= Challenge a =
Duplicate the question about the earth_distance query word for word.

= Document =
40.749276, -73.985643 = Empire State Building - is in my table
40.689266, -74.044512 = Statue of Liberty - is my current position in select - 8324m far from Empire State Building

my table

=> select id, latitude, longitude, title from requests;
 id | latitude  | longitude  |         title
----+-----------+------------+-----------------------
  1 | 40.749276 | -73.985643 | Empire State Building

distance from Empire State Building to Statue of Liberty

=> SELECT id, latitude, longitude, title, earth_distance(ll_to_earth(40.689266, -74.044512), ll_to_earth(latitude, longitude)) as distance_from_current_location FROM requests ORDER BY distance_from_current_location ASC;
 id | latitude  | longitude  |         title         | distance_from_current_location
----+-----------+------------+-----------------------+--------------------------------
  1 | 40.749276 | -73.985643 | Empire State Building |               8324.42998846164

My current position is Statue of Libery which is more than 8000m far from Empire State Buildng, but select return row with id 1 even when radius is only 5558m ! Can you explain me this behaviour or what is wrong?

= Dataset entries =
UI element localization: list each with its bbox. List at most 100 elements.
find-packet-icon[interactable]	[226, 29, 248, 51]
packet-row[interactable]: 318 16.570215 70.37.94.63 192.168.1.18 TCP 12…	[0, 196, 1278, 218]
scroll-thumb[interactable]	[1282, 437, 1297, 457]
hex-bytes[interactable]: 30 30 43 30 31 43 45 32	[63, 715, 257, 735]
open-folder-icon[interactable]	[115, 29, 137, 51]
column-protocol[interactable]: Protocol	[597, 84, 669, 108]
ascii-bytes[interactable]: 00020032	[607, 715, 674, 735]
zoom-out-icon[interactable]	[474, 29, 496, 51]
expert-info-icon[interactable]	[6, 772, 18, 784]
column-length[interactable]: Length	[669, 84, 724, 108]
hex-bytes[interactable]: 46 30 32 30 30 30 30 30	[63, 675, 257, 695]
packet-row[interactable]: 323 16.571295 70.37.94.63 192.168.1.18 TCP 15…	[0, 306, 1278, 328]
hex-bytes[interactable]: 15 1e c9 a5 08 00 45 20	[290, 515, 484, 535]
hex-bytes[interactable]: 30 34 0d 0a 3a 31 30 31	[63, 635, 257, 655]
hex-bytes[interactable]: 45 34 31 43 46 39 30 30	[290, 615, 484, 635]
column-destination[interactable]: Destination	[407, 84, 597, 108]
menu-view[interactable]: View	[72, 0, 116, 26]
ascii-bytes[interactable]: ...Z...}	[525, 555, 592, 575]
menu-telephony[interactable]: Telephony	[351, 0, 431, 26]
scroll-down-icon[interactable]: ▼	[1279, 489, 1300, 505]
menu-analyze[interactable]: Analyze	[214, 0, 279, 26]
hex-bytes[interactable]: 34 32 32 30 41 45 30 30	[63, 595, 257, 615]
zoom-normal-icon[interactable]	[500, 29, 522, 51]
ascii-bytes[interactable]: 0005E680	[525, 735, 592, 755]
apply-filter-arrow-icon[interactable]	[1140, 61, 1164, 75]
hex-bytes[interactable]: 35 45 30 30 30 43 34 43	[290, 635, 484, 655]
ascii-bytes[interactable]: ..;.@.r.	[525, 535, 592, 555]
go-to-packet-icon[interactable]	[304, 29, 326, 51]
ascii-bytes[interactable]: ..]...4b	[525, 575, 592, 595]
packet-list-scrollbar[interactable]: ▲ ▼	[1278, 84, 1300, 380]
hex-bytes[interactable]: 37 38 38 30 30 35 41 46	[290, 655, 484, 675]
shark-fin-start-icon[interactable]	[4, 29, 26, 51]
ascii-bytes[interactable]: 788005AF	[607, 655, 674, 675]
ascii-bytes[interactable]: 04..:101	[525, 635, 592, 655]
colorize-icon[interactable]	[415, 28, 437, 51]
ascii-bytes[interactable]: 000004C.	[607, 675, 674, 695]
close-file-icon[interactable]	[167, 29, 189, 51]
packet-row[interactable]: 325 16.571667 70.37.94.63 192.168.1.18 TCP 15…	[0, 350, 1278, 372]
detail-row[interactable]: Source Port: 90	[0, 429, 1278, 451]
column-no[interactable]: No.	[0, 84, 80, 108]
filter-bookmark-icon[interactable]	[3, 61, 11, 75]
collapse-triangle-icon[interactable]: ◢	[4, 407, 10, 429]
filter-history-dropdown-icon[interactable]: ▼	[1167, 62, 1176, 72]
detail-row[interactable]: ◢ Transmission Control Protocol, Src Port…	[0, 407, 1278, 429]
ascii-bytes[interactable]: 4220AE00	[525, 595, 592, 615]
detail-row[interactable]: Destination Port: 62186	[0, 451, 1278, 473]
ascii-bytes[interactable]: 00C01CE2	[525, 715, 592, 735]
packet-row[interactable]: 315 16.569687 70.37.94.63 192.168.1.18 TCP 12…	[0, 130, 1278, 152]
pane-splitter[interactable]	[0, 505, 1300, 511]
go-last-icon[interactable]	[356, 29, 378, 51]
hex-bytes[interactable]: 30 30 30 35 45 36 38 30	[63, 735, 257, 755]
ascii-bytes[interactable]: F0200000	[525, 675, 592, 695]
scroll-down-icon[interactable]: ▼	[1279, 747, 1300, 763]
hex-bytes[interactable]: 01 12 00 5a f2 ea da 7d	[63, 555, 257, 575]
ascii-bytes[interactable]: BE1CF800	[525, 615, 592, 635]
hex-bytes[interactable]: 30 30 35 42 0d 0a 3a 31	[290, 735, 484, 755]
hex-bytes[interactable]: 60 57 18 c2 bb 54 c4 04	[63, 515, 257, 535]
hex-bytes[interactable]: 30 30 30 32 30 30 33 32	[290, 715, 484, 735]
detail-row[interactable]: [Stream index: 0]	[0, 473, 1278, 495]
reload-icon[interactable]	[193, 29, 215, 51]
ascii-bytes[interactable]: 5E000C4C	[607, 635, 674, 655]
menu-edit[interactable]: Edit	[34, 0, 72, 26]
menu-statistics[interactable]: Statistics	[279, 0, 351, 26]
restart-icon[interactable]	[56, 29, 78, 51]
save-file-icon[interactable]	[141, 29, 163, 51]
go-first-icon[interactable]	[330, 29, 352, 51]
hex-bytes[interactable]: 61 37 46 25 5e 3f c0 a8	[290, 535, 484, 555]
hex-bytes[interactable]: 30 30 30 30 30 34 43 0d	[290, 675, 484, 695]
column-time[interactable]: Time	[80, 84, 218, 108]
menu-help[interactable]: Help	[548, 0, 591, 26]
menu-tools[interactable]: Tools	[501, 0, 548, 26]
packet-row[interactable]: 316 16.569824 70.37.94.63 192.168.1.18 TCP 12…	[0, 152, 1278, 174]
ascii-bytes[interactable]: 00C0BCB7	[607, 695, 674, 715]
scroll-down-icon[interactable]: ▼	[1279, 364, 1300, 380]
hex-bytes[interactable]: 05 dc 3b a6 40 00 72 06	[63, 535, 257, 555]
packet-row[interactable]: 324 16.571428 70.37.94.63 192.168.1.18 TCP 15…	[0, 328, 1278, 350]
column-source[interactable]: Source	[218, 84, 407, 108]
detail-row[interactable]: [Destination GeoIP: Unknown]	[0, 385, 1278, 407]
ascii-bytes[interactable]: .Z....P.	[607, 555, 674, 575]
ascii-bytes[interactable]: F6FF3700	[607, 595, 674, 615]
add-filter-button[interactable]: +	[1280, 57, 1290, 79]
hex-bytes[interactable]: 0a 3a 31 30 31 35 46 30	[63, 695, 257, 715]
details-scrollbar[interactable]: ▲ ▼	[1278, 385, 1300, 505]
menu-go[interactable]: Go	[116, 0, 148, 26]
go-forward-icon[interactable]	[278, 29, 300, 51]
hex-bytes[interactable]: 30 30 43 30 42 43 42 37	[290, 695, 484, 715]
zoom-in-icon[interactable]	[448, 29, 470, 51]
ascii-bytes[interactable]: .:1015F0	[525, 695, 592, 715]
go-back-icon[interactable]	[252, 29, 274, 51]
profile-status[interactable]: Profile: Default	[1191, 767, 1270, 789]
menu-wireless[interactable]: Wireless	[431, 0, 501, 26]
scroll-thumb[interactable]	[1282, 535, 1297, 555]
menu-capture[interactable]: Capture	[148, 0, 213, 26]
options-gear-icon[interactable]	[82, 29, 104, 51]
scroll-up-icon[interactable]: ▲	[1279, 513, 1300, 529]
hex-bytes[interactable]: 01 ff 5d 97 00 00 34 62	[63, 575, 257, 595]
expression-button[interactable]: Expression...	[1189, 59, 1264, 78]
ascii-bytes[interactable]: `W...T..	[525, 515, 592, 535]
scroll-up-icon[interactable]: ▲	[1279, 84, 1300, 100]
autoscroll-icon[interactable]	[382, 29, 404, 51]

= Challenge b =
Set down these rows unchanged, beginning with the first of the rows and stopping after the row that contains "hex-bytes[interactable]: 30 30 43 30 31".

= Correct output a =
40.749276, -73.985643 = Empire State Building - is in my table
40.689266, -74.044512 = Statue of Liberty - is my current position in select - 8324m far from Empire State Building

my table

=> select id, latitude, longitude, title from requests;
 id | latitude  | longitude  |         title
----+-----------+------------+-----------------------
  1 | 40.749276 | -73.985643 | Empire State Building

distance from Empire State Building to Statue of Liberty

=> SELECT id, latitude, longitude, title, earth_distance(ll_to_earth(40.689266, -74.044512), ll_to_earth(latitude, longitude)) as distance_from_current_location FROM requests ORDER BY distance_from_current_location ASC;
 id | latitude  | longitude  |         title         | distance_from_current_location
----+-----------+------------+-----------------------+--------------------------------
  1 | 40.749276 | -73.985643 | Empire State Building |               8324.42998846164

My current position is Statue of Libery which is more than 8000m far from Empire State Buildng, but select return row with id 1 even when radius is only 5558m ! Can you explain me this behaviour or what is wrong?

= Correct output b =
UI element localization: list each with its bbox. List at most 100 elements.
find-packet-icon[interactable]	[226, 29, 248, 51]
packet-row[interactable]: 318 16.570215 70.37.94.63 192.168.1.18 TCP 12…	[0, 196, 1278, 218]
scroll-thumb[interactable]	[1282, 437, 1297, 457]
hex-bytes[interactable]: 30 30 43 30 31 43 45 32	[63, 715, 257, 735]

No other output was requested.